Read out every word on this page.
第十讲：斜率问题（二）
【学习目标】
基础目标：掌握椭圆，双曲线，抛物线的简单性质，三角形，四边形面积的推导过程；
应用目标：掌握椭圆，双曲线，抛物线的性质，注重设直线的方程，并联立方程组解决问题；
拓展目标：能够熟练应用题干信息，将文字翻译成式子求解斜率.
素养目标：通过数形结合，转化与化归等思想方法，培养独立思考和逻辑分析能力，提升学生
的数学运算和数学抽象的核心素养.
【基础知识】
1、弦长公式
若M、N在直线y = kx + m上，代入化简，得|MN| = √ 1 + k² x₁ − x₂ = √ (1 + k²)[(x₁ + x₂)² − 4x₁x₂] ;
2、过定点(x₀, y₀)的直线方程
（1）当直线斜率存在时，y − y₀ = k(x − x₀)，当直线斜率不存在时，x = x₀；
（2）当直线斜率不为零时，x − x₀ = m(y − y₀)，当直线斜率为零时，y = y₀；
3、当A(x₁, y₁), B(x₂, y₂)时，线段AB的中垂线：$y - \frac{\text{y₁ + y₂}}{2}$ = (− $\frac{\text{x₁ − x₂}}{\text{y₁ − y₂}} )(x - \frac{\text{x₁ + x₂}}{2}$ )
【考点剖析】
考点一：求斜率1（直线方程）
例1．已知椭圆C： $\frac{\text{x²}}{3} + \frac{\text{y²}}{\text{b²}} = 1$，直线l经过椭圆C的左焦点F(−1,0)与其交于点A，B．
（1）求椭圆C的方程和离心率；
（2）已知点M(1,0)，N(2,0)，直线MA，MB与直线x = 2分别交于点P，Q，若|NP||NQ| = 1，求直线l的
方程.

▶ DIRECTIONS:
Retype the material in full. Each word must match.

▶ RESULT OF THIS TASK:
Read out every word on this page.
第十讲：斜率问题（二）
【学习目标】
基础目标：掌握椭圆，双曲线，抛物线的简单性质，三角形，四边形面积的推导过程；
应用目标：掌握椭圆，双曲线，抛物线的性质，注重设直线的方程，并联立方程组解决问题；
拓展目标：能够熟练应用题干信息，将文字翻译成式子求解斜率.
素养目标：通过数形结合，转化与化归等思想方法，培养独立思考和逻辑分析能力，提升学生
的数学运算和数学抽象的核心素养.
【基础知识】
1、弦长公式
若M、N在直线y = kx + m上，代入化简，得|MN| = √ 1 + k² x₁ − x₂ = √ (1 + k²)[(x₁ + x₂)² − 4x₁x₂] ;
2、过定点(x₀, y₀)的直线方程
（1）当直线斜率存在时，y − y₀ = k(x − x₀)，当直线斜率不存在时，x = x₀；
（2）当直线斜率不为零时，x − x₀ = m(y − y₀)，当直线斜率为零时，y = y₀；
3、当A(x₁, y₁), B(x₂, y₂)时，线段AB的中垂线：$y - \frac{\text{y₁ + y₂}}{2}$ = (− $\frac{\text{x₁ − x₂}}{\text{y₁ − y₂}} )(x - \frac{\text{x₁ + x₂}}{2}$ )
【考点剖析】
考点一：求斜率1（直线方程）
例1．已知椭圆C： $\frac{\text{x²}}{3} + \frac{\text{y²}}{\text{b²}} = 1$，直线l经过椭圆C的左焦点F(−1,0)与其交于点A，B．
（1）求椭圆C的方程和离心率；
（2）已知点M(1,0)，N(2,0)，直线MA，MB与直线x = 2分别交于点P，Q，若|NP||NQ| = 1，求直线l的
方程.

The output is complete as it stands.